## [SET PROBLEM]
Duplicate the part of the items that opens with the first line and closes with the line containing "row-2-judul: Prosedur Menata", both ends included.

## [INPUT RECORDS]
+ + +

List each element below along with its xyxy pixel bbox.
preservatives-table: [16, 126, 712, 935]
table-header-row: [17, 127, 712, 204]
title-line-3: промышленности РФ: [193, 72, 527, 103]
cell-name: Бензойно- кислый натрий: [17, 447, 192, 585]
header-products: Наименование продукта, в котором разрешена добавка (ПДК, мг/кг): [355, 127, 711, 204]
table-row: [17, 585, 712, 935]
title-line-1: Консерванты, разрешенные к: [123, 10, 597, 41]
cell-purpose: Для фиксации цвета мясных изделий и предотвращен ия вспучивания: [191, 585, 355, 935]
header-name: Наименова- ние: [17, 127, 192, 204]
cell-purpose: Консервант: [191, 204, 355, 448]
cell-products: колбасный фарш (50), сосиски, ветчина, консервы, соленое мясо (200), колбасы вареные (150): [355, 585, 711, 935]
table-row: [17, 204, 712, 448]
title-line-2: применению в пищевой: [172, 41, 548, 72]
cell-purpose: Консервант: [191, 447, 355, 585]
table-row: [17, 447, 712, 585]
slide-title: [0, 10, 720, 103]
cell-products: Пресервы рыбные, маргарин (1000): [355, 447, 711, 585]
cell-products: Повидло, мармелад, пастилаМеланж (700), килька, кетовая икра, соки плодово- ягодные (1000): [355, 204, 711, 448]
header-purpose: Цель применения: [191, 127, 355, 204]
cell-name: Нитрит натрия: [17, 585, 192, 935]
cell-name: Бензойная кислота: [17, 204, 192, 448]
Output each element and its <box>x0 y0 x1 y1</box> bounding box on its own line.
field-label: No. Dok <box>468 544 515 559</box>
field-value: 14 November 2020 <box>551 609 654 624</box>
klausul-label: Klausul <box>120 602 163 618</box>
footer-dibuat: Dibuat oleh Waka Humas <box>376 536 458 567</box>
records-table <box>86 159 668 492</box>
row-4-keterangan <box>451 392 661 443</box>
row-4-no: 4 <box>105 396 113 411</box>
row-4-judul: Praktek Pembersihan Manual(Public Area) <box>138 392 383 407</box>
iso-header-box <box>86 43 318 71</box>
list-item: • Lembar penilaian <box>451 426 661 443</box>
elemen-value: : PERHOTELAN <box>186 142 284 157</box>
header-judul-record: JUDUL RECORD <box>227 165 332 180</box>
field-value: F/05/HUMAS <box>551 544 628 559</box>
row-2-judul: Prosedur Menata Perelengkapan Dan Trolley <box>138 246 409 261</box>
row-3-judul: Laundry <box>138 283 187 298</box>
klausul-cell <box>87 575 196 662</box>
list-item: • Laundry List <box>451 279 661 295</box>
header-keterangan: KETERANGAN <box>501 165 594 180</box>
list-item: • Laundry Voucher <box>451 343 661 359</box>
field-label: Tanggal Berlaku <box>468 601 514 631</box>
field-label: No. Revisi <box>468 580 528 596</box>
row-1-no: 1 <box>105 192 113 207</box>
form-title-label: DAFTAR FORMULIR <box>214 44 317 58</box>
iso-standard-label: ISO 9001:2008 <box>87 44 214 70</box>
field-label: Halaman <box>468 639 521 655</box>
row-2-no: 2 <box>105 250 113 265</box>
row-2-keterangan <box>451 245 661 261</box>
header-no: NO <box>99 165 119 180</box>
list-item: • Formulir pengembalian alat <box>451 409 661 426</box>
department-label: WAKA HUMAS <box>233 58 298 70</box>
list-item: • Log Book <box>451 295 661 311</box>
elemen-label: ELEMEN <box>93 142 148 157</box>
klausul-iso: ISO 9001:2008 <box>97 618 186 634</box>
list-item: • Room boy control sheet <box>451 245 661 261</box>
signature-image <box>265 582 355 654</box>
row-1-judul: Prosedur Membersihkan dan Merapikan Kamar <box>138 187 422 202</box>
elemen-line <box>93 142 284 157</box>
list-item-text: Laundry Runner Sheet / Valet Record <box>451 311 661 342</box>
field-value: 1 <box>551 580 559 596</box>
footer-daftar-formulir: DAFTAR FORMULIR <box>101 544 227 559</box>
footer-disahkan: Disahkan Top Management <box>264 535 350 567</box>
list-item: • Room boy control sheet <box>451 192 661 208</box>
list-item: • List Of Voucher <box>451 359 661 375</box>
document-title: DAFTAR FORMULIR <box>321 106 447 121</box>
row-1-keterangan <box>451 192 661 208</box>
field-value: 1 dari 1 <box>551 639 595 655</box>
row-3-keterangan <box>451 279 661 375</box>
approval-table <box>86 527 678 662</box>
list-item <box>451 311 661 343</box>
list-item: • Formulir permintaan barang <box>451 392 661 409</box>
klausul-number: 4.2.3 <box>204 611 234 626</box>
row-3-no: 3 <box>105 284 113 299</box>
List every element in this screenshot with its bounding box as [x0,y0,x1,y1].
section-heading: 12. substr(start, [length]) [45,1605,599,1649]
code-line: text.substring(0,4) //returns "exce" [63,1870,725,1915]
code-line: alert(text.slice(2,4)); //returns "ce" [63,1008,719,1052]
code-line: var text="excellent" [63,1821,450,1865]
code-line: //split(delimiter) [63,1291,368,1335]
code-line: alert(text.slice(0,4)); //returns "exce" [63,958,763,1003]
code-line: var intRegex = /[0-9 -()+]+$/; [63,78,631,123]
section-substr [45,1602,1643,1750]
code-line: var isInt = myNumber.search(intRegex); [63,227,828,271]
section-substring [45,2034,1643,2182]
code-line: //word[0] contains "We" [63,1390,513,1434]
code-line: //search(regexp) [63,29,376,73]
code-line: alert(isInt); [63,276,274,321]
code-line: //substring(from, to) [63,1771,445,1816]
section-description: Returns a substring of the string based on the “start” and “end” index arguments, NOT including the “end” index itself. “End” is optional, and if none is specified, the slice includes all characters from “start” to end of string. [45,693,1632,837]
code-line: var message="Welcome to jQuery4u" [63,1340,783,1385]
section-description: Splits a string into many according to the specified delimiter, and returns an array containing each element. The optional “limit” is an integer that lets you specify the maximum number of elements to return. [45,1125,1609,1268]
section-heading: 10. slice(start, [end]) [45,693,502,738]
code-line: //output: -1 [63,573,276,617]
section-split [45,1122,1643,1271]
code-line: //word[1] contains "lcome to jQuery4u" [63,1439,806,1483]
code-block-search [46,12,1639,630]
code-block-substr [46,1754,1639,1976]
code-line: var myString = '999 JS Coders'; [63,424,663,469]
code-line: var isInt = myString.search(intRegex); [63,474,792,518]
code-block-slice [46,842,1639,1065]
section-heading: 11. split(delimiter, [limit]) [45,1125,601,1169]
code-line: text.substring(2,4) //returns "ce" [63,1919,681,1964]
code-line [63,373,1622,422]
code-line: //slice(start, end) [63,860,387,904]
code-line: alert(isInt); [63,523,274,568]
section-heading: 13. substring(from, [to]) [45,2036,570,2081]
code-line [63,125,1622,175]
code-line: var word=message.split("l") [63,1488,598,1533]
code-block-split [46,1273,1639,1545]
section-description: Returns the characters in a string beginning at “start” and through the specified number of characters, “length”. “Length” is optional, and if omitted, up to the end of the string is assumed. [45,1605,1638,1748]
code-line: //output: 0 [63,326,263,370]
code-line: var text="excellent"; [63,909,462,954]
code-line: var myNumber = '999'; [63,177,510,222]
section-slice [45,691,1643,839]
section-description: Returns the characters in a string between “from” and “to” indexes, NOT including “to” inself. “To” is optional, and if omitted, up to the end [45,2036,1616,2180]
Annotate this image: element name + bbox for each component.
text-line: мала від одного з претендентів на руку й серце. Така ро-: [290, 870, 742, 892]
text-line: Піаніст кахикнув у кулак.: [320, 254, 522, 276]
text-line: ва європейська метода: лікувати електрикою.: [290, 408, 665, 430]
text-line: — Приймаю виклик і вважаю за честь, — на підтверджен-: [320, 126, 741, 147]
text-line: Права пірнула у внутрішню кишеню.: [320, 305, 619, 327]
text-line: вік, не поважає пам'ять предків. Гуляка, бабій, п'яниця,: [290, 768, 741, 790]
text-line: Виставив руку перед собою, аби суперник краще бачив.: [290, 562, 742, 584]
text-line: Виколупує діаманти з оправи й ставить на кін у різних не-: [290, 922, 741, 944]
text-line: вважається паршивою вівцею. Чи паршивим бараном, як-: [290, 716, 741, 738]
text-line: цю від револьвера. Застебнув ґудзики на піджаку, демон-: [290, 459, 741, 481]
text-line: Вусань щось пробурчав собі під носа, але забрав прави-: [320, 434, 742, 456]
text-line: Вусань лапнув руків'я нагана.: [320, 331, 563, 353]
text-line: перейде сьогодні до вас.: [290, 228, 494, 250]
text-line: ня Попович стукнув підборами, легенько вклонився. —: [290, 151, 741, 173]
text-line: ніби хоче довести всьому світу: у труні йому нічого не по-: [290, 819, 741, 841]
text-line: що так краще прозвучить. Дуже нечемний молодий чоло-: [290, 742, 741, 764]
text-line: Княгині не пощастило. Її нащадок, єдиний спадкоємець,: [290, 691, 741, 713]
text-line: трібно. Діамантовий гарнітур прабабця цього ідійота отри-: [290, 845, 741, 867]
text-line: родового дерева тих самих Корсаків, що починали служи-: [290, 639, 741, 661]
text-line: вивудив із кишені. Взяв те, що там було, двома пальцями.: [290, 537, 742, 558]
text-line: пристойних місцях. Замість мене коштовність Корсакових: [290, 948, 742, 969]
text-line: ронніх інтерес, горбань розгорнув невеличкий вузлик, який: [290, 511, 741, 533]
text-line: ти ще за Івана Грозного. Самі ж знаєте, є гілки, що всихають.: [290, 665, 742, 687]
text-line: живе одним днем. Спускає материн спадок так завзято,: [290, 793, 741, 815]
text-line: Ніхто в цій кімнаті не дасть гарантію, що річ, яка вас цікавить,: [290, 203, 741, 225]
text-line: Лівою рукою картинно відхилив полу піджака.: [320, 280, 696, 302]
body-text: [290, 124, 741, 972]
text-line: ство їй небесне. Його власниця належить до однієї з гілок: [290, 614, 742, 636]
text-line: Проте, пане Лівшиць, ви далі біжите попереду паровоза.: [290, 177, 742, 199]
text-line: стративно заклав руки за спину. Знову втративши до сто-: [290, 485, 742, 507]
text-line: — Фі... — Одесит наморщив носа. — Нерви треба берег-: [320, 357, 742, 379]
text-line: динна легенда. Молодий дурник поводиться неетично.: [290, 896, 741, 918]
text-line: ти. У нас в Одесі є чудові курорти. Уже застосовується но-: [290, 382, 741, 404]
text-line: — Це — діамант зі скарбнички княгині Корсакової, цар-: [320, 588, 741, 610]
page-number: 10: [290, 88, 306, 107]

+ + +

## [ANSWER]
List each element below along with its xyxy pixel bbox.
preservatives-table: [16, 126, 712, 935]
table-header-row: [17, 127, 712, 204]
title-line-3: промышленности РФ: [193, 72, 527, 103]
cell-name: Бензойно- кислый натрий: [17, 447, 192, 585]
header-products: Наименование продукта, в котором разрешена добавка (ПДК, мг/кг): [355, 127, 711, 204]
table-row: [17, 585, 712, 935]
title-line-1: Консерванты, разрешенные к: [123, 10, 597, 41]
cell-purpose: Для фиксации цвета мясных изделий и предотвращен ия вспучивания: [191, 585, 355, 935]
header-name: Наименова- ние: [17, 127, 192, 204]
cell-purpose: Консервант: [191, 204, 355, 448]
cell-products: колбасный фарш (50), сосиски, ветчина, консервы, соленое мясо (200), колбасы вареные (150): [355, 585, 711, 935]
table-row: [17, 204, 712, 448]
title-line-2: применению в пищевой: [172, 41, 548, 72]
cell-purpose: Консервант: [191, 447, 355, 585]
table-row: [17, 447, 712, 585]
slide-title: [0, 10, 720, 103]
cell-products: Пресервы рыбные, маргарин (1000): [355, 447, 711, 585]
cell-products: Повидло, мармелад, пастилаМеланж (700), килька, кетовая икра, соки плодово- ягодные (1000): [355, 204, 711, 448]
header-purpose: Цель применения: [191, 127, 355, 204]
cell-name: Нитрит натрия: [17, 585, 192, 935]
cell-name: Бензойная кислота: [17, 204, 192, 448]
Output each element and its <box>x0 y0 x1 y1</box> bounding box on its own line.
field-label: No. Dok <box>468 544 515 559</box>
field-value: 14 November 2020 <box>551 609 654 624</box>
klausul-label: Klausul <box>120 602 163 618</box>
footer-dibuat: Dibuat oleh Waka Humas <box>376 536 458 567</box>
records-table <box>86 159 668 492</box>
row-4-keterangan <box>451 392 661 443</box>
row-4-no: 4 <box>105 396 113 411</box>
row-4-judul: Praktek Pembersihan Manual(Public Area) <box>138 392 383 407</box>
iso-header-box <box>86 43 318 71</box>
list-item: • Lembar penilaian <box>451 426 661 443</box>
elemen-value: : PERHOTELAN <box>186 142 284 157</box>
header-judul-record: JUDUL RECORD <box>227 165 332 180</box>
field-value: F/05/HUMAS <box>551 544 628 559</box>
row-2-judul: Prosedur Menata Perelengkapan Dan Trolley <box>138 246 409 261</box>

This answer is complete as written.